[GIVEN EXERCISE 1]
Answer these questions using the fsmonitor discussion:
(a) What order of cost does the writer give for refresh_fsmonitor?
(b) After a command such as git pull, how does the writer expect the next git command to perform?
(c) When CE_VALID is set, what has the user promised?
[GIVEN EXERCISE 2]
Reproduce the part of the fsmonitor discussion starting with "Sounds good. Will" and going on through "like this instead?".

[PAGE TEXT]
* start *

Agreed! I may be able to write perf benchmark tests to highlight
benefits to git add as well.

> 20% of the working tree, running refresh_fsmonitor() for the entire
> working tree is still a win, but if we are only checking less than
> that, we are better off without fsmonitor, or does a tradeoff like
> that exist?

My understanding is that refresh_fsmonitor is
O(delta_since_last_refresh) - so for developers
with large repositories - this cost will amortize out over subsequent
commands, so I don't
think it's worth investigating this tradeoff here.
As a user of large repositories, I expect that my major source of
fsmonitor activity to be user
intent (eg git pull, or intentionally copying/editing a large number
of files). After such a command,
I expect my next git command to be slower - that would be unsurprising.

I think the tradeoff could be made for small diff requests, but I
don't think it's worth adding complexity here -
as that user will just have to pay the cost on their next git command.

> > +              *  eg - via git udpate-index --assume-unchanged
> > +              *  eg - via core.ignorestat=true
>
> ... what are these two lines doing here?

Intended to indicate potential ways that CE_VALID might be set. When I
was reading the source
here, it was pretty difficult to determine how this would be set.
Agree that I picked unfortunate wording.
Thanks for the suggestions. Will update in the next iteration.

>
> would probably be what you meant bo say.
>
>         When CE_VALID is set (via "update-index --assume-unchanged"
>         or via adding paths while core.ignorestat is set to true),
>         the user has promised that the working tree file for that
>         path will not be modified.  When CE_FSMONITOR_VALID is true,
>         the fsmonitor knows that the path hasn't been modified since
>         we refreshed the cached stat information.  In either case,
>         we do not have to stat to see if the path has been removed
>         or modified.
>
> or something like that, perhaps.

Sounds good. Will clarify. I like your comment better as well.

>
> > +              */
> > +             if (ce->ce_flags & CE_VALID || ce->ce_flags & CE_FSMONITOR_VALID) {
>
> Would it become easier to read, if written like this instead?

* end *

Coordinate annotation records
* start *

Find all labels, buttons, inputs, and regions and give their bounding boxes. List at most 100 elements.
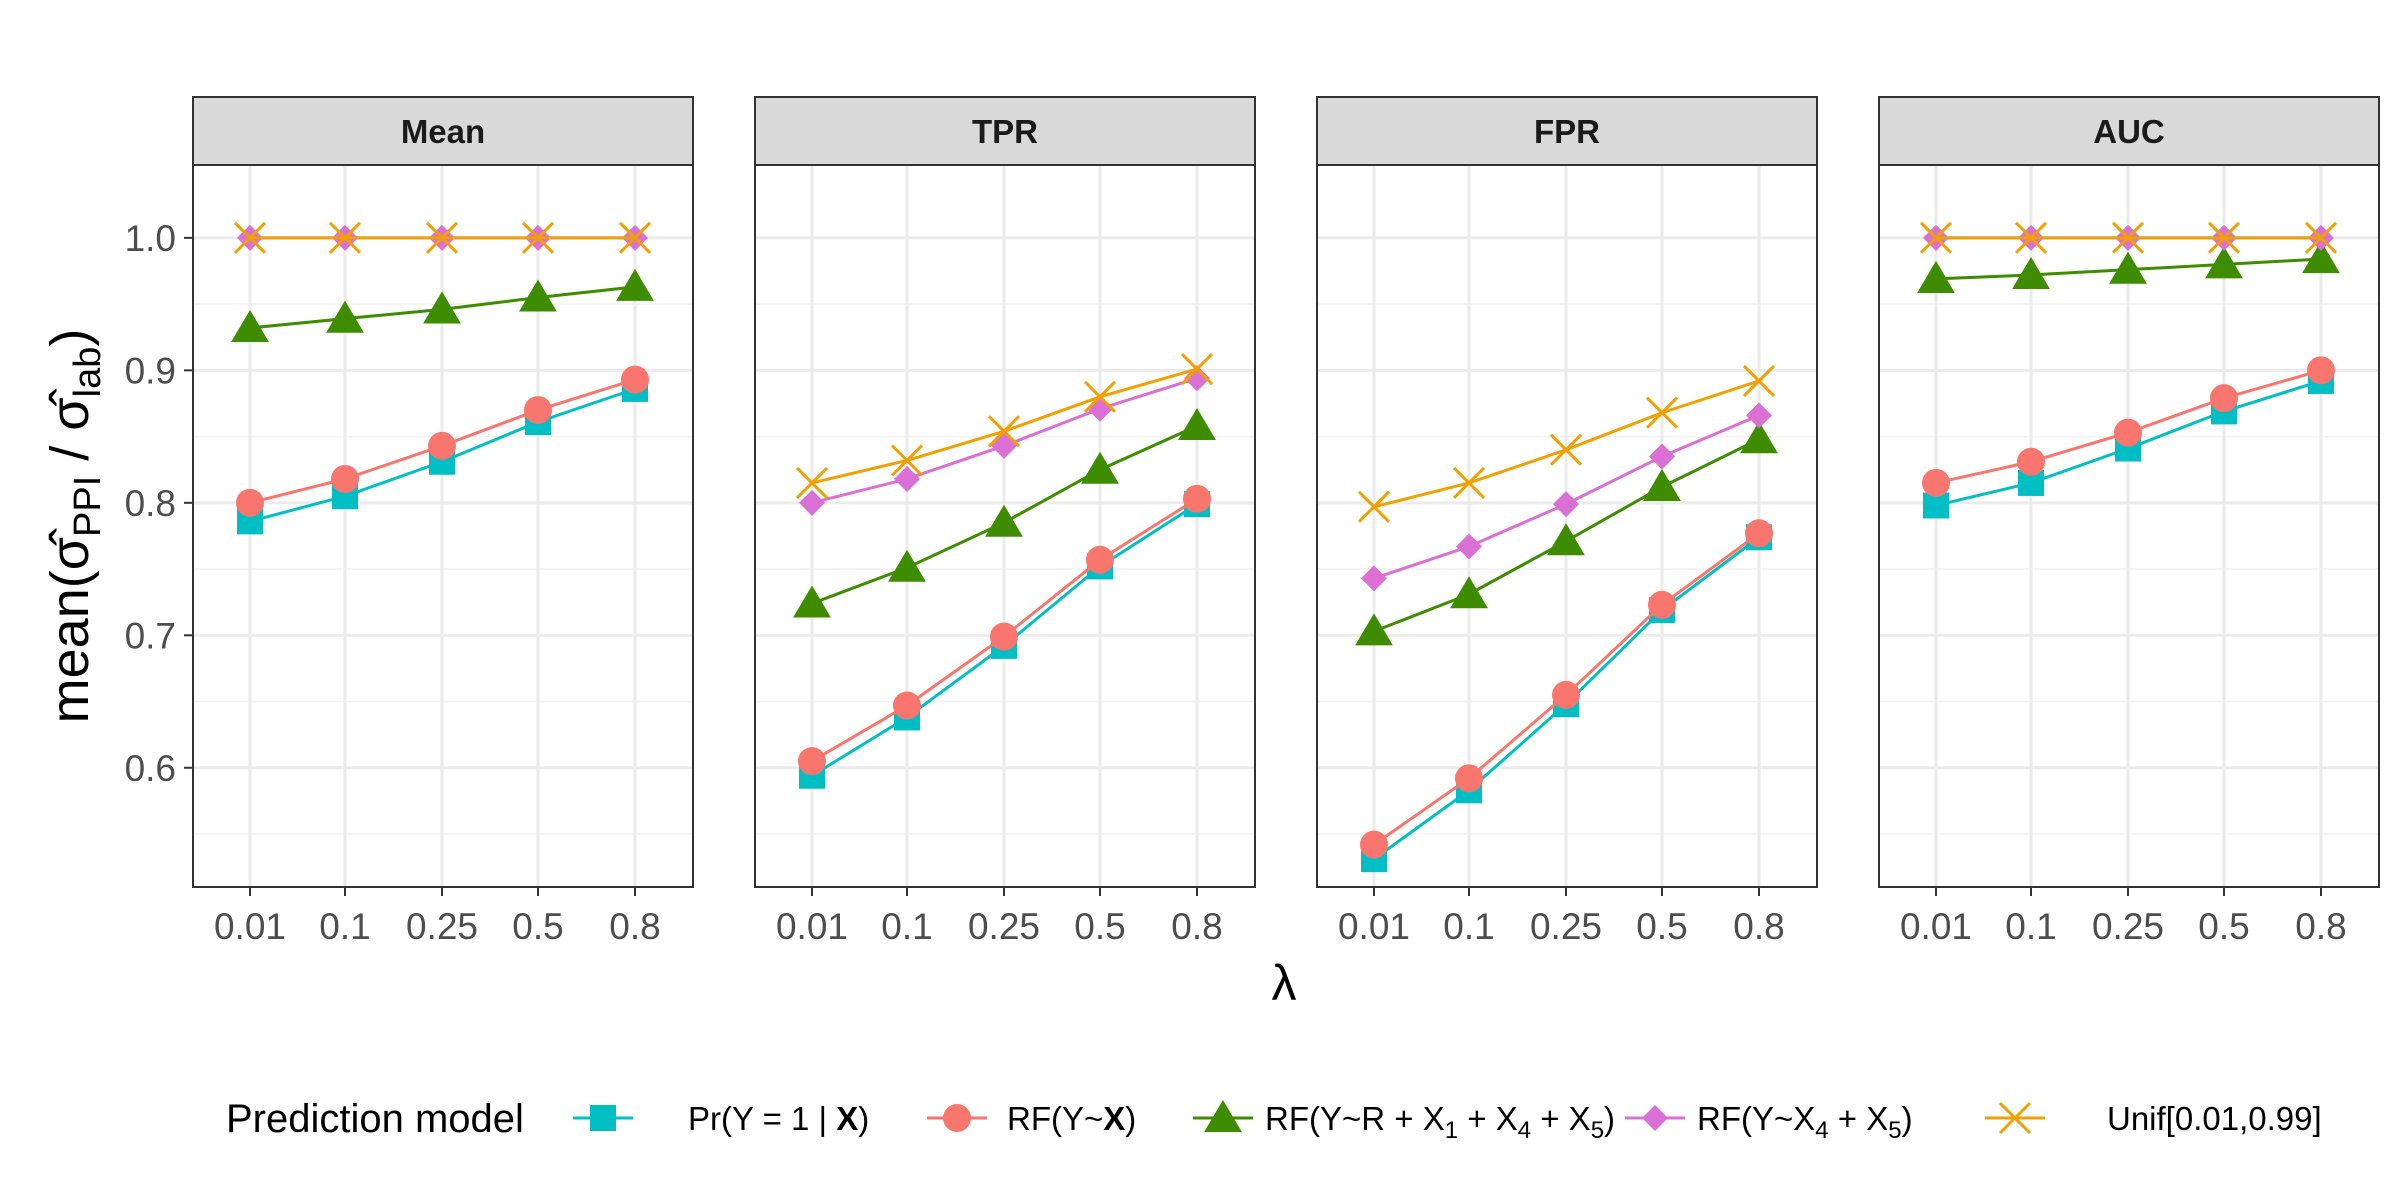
facet-label-tpr: TPR xyxy=(972,113,1038,150)
data-point-1-4 xyxy=(1183,484,1211,513)
data-point-2-1 xyxy=(1450,576,1488,609)
legend-label: RF(Y~R + X1 + X4 + X5) xyxy=(1265,1100,1615,1144)
data-point-4-2 xyxy=(1549,433,1583,466)
data-point-4-2 xyxy=(987,415,1021,448)
data-point-1-3 xyxy=(2210,384,2238,413)
data-point-2-2 xyxy=(1547,523,1585,556)
data-point-2-2 xyxy=(2109,251,2147,284)
legend-key-marker xyxy=(590,1105,616,1131)
data-point-4-1 xyxy=(1452,466,1486,500)
data-point-1-1 xyxy=(2017,447,2045,476)
data-point-1-2 xyxy=(2114,418,2142,447)
y-tick-label: 0.8 xyxy=(125,483,176,524)
data-point-2-2 xyxy=(423,291,461,324)
data-point-1-4 xyxy=(621,365,649,394)
data-point-4-3 xyxy=(1645,396,1679,429)
data-point-4-3 xyxy=(521,221,555,254)
data-point-4-4 xyxy=(618,221,652,254)
data-point-1-4 xyxy=(1745,519,1773,548)
legend-label: RF(Y~X4 + X5) xyxy=(1697,1100,1913,1144)
x-tick-label: 0.25 xyxy=(1530,906,1602,947)
chart-panels: Mean 0.01 0.1 0.25 0.5 0.8 0.6 0.7 0.8 0.9 1.0 TPR 0… xyxy=(125,96,2380,947)
y-tick-label: 0.6 xyxy=(125,748,176,789)
data-point-3-0 xyxy=(799,489,825,516)
legend-key-marker xyxy=(1998,1101,2032,1135)
x-tick-label: 0.5 xyxy=(512,906,563,947)
data-point-1-0 xyxy=(236,488,264,517)
x-axis-title: λ xyxy=(1272,955,1297,1011)
x-tick-label: 0.25 xyxy=(406,906,478,947)
x-tick-label: 0.1 xyxy=(319,906,370,947)
y-tick-label: 1.0 xyxy=(125,218,176,259)
facet-label-mean: Mean xyxy=(401,113,485,150)
x-tick-label: 0.8 xyxy=(1171,906,1222,947)
data-point-2-0 xyxy=(231,309,269,342)
data-point-4-3 xyxy=(1083,380,1117,413)
data-point-1-1 xyxy=(331,464,359,493)
data-point-2-4 xyxy=(616,268,654,301)
data-point-4-4 xyxy=(2304,221,2338,254)
panel-mean: Mean 0.01 0.1 0.25 0.5 0.8 0.6 0.7 0.8 0.9 1.0 xyxy=(125,96,694,947)
x-tick-label: 0.1 xyxy=(1443,906,1494,947)
data-point-1-0 xyxy=(1360,830,1388,859)
axis-titles: λ mean(σ̂PPI / σ̂lab) xyxy=(40,329,1297,1011)
data-point-2-1 xyxy=(326,300,364,333)
x-tick-label: 0.01 xyxy=(1338,906,1410,947)
data-point-3-3 xyxy=(1649,443,1675,470)
panel-fpr: FPR 0.01 0.1 0.25 0.5 0.8 xyxy=(1316,96,1818,947)
legend-key-marker xyxy=(943,1104,971,1132)
data-point-2-4 xyxy=(1740,421,1778,454)
data-point-3-0 xyxy=(1361,565,1387,592)
legend-entry-4: Unif[0.01,0.99] xyxy=(1985,1100,2322,1137)
legend-entry-0: Pr(Y = 1 | X) xyxy=(573,1100,869,1137)
data-point-2-3 xyxy=(1081,451,1119,484)
data-point-1-2 xyxy=(1552,680,1580,709)
facet-label-fpr: FPR xyxy=(1534,113,1600,150)
data-point-4-0 xyxy=(795,466,829,500)
x-tick-label: 0.01 xyxy=(1900,906,1972,947)
x-tick-label: 0.8 xyxy=(1733,906,1784,947)
legend-key-marker xyxy=(1204,1100,1242,1133)
data-point-1-1 xyxy=(893,691,921,720)
x-tick-label: 0.8 xyxy=(2295,906,2346,947)
facet-strip xyxy=(1878,96,2380,166)
facet-strip xyxy=(192,96,694,166)
data-point-1-3 xyxy=(1086,545,1114,574)
data-point-4-0 xyxy=(1919,221,1953,254)
data-point-2-3 xyxy=(1643,468,1681,501)
data-point-3-1 xyxy=(894,465,920,492)
data-point-2-3 xyxy=(519,279,557,312)
legend-label: Unif[0.01,0.99] xyxy=(2107,1100,2322,1137)
legend-title: Prediction model xyxy=(226,1097,524,1141)
facet-strip xyxy=(754,96,1256,166)
data-point-3-1 xyxy=(1456,533,1482,560)
data-point-4-1 xyxy=(2014,221,2048,254)
data-point-2-2 xyxy=(985,504,1023,537)
data-point-4-0 xyxy=(1357,490,1391,523)
data-point-4-4 xyxy=(1180,352,1214,386)
data-point-4-3 xyxy=(2207,221,2241,254)
x-tick-label: 0.5 xyxy=(2198,906,2249,947)
data-point-1-2 xyxy=(990,622,1018,651)
x-tick-label: 0.25 xyxy=(968,906,1040,947)
facet-label-auc: AUC xyxy=(2093,113,2165,150)
x-tick-label: 0.1 xyxy=(2005,906,2056,947)
data-point-1-0 xyxy=(798,747,826,776)
x-tick-label: 0.1 xyxy=(881,906,932,947)
legend-label: Pr(Y = 1 | X) xyxy=(688,1100,869,1137)
data-point-3-4 xyxy=(1746,402,1772,429)
legend-entry-2: RF(Y~R + X1 + X4 + X5) xyxy=(1193,1100,1615,1144)
data-point-2-3 xyxy=(2205,246,2243,279)
data-point-1-4 xyxy=(2307,356,2335,385)
data-point-4-1 xyxy=(328,221,362,254)
x-tick-label: 0.8 xyxy=(609,906,660,947)
data-point-2-0 xyxy=(1917,260,1955,293)
panel-auc: AUC 0.01 0.1 0.25 0.5 0.8 xyxy=(1878,96,2380,947)
data-point-4-2 xyxy=(2111,221,2145,254)
legend-key-marker xyxy=(1642,1105,1668,1131)
y-tick-label: 0.9 xyxy=(125,350,176,391)
legend: Prediction model Pr(Y = 1 | X) RF(Y~X) RF(Y… xyxy=(226,1097,2322,1144)
data-point-2-1 xyxy=(2012,256,2050,289)
data-point-1-3 xyxy=(524,396,552,425)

* end *

[TASK RESPONSE 1]
(a) O(delta_since_last_refresh)
(b) It will be slower.
(c) That the working tree file for that path will not be modified.

[TASK RESPONSE 2]
Sounds good. Will clarify. I like your comment better as well.

>
> > +              */
> > +             if (ce->ce_flags & CE_VALID || ce->ce_flags & CE_FSMONITOR_VALID) {
>
> Would it become easier to read, if written like this instead?